Working data.
+ + + + +

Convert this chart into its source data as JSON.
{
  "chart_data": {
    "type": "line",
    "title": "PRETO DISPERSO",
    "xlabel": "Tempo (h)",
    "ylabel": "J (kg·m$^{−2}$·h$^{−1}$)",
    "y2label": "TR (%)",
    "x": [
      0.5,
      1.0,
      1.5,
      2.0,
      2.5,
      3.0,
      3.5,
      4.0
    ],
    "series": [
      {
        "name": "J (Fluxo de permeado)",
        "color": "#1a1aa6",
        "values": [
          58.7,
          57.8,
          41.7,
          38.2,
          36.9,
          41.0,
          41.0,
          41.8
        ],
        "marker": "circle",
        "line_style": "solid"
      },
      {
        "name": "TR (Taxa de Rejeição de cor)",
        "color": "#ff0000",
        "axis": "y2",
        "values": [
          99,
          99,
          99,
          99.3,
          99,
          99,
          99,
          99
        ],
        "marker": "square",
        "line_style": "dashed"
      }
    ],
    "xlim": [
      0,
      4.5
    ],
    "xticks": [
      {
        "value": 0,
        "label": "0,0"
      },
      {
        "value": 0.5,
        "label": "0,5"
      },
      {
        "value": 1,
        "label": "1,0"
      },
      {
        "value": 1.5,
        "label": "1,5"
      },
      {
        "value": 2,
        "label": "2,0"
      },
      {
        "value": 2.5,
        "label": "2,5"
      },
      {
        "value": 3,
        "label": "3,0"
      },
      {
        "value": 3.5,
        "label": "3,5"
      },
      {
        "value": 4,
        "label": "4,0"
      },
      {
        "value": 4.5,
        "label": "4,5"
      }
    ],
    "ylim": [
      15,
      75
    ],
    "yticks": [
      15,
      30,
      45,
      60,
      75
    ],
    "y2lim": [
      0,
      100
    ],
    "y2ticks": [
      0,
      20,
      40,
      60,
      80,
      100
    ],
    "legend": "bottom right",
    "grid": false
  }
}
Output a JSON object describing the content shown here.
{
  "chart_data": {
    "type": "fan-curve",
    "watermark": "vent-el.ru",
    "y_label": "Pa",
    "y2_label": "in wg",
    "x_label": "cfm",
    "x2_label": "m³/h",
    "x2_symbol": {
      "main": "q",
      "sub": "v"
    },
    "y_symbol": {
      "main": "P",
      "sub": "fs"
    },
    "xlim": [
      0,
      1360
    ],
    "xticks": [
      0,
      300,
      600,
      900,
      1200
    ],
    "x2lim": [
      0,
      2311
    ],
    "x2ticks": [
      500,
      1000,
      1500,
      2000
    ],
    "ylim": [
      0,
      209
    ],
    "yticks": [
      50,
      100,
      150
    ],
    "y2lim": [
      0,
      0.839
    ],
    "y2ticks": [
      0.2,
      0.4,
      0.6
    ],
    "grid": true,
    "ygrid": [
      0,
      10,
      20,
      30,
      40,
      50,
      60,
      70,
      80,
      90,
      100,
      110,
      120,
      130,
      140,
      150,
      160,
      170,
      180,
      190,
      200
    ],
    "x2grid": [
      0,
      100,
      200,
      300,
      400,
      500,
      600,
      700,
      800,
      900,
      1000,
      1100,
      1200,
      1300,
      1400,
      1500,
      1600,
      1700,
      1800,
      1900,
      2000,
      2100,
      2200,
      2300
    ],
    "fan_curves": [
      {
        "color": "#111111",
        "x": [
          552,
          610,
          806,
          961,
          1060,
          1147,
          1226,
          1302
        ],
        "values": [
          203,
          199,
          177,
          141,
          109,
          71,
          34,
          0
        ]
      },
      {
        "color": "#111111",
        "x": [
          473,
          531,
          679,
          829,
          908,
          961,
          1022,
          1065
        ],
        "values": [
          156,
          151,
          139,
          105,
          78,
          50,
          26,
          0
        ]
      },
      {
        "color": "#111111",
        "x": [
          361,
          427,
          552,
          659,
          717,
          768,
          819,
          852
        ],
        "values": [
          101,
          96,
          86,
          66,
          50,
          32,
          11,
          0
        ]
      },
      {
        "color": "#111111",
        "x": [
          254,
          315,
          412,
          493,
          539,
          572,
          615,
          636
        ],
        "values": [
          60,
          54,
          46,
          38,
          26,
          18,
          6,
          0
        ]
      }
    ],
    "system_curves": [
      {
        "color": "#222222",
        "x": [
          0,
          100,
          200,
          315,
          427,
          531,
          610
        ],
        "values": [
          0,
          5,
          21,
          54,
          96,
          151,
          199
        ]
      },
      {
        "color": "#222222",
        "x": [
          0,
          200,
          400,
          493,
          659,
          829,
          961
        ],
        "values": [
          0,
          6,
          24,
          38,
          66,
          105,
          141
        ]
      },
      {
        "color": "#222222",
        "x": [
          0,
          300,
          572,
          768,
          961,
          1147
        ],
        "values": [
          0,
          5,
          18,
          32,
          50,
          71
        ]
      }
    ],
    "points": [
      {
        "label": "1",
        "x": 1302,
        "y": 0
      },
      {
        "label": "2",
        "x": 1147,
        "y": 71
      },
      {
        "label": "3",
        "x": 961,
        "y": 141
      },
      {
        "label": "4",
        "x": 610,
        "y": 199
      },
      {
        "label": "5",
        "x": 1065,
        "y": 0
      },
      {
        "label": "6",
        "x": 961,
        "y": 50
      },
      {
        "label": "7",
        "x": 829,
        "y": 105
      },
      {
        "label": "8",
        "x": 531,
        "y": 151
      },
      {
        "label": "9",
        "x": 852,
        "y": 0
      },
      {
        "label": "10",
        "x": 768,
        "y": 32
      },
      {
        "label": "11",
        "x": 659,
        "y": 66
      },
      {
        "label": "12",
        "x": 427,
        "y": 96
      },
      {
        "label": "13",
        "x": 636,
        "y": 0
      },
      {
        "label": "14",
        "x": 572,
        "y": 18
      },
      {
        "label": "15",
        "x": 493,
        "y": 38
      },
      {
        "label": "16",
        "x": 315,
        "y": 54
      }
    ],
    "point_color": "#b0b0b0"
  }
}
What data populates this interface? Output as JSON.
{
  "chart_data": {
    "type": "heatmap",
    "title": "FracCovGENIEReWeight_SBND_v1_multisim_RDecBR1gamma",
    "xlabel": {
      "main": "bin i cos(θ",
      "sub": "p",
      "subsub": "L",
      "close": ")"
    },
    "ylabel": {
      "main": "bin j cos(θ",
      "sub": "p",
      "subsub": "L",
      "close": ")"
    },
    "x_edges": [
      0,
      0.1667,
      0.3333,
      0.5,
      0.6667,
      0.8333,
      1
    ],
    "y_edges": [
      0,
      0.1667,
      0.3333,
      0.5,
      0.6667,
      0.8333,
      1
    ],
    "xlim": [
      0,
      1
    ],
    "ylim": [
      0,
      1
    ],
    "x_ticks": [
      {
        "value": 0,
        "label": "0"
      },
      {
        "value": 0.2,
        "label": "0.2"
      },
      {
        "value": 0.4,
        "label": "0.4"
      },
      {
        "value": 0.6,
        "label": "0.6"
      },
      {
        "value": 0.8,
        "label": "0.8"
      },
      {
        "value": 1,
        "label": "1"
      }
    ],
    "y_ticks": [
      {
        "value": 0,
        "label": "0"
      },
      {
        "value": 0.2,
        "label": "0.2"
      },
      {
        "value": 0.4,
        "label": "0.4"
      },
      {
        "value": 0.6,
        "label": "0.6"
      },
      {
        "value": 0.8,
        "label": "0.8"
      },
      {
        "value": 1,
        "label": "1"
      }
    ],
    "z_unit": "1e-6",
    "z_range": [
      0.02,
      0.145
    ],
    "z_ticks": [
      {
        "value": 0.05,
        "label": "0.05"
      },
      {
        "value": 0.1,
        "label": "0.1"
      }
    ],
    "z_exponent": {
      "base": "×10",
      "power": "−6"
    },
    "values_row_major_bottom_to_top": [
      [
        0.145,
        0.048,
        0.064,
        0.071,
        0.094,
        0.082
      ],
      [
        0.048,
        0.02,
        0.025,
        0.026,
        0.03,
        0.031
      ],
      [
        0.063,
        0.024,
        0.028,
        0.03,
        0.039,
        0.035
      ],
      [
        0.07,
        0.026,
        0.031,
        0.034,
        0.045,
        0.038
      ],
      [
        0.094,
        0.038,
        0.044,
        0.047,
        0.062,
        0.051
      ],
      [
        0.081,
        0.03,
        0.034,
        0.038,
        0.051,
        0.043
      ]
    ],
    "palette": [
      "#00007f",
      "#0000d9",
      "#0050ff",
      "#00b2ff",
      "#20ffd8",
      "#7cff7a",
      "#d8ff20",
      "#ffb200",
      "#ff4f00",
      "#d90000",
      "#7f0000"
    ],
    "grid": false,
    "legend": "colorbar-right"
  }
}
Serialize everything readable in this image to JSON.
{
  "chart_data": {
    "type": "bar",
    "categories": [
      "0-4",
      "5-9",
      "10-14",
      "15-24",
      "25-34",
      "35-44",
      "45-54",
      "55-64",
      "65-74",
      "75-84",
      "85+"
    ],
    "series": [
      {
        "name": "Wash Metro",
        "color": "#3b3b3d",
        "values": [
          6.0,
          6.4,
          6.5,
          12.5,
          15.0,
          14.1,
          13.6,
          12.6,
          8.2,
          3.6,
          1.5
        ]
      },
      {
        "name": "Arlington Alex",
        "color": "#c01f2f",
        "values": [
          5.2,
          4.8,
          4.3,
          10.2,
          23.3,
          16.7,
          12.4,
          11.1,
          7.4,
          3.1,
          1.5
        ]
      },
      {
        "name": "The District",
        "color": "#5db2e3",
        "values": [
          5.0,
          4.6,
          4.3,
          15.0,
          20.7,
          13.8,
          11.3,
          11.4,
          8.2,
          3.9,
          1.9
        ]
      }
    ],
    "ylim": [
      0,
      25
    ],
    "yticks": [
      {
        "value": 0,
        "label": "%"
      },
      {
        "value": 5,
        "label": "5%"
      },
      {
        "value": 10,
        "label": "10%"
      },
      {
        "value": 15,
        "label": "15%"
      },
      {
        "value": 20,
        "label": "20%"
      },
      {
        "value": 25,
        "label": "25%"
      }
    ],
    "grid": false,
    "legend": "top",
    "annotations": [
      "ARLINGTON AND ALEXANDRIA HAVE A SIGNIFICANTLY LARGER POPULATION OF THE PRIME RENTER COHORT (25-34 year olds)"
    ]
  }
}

+ + + + +

What you need to do. Select all lines in the listing that include the word "legend".

Task answer.
    "legend": "bottom right",
    "legend": "colorbar-right"
    "legend": "top",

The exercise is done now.